### GIVEN REQUEST
Provide an exact reproduction of every entry.

### ENTRIES
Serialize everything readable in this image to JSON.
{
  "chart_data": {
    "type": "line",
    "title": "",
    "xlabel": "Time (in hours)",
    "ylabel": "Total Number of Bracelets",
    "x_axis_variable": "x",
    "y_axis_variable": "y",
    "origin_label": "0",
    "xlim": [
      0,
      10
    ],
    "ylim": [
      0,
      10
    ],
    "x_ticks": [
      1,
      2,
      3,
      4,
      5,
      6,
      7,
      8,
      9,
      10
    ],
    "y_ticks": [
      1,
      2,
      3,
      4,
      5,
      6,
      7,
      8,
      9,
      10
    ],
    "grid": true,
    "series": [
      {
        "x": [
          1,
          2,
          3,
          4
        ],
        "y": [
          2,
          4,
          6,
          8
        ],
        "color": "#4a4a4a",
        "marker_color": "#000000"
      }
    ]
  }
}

### FULL RESPONSE
Serialize everything readable in this image to JSON.
{
  "chart_data": {
    "type": "line",
    "title": "",
    "xlabel": "Time (in hours)",
    "ylabel": "Total Number of Bracelets",
    "x_axis_variable": "x",
    "y_axis_variable": "y",
    "origin_label": "0",
    "xlim": [
      0,
      10
    ],
    "ylim": [
      0,
      10
    ],
    "x_ticks": [
      1,
      2,
      3,
      4,
      5,
      6,
      7,
      8,
      9,
      10
    ],
    "y_ticks": [
      1,
      2,
      3,
      4,
      5,
      6,
      7,
      8,
      9,
      10
    ],
    "grid": true,
    "series": [
      {
        "x": [
          1,
          2,
          3,
          4
        ],
        "y": [
          2,
          4,
          6,
          8
        ],
        "color": "#4a4a4a",
        "marker_color": "#000000"
      }
    ]
  }
}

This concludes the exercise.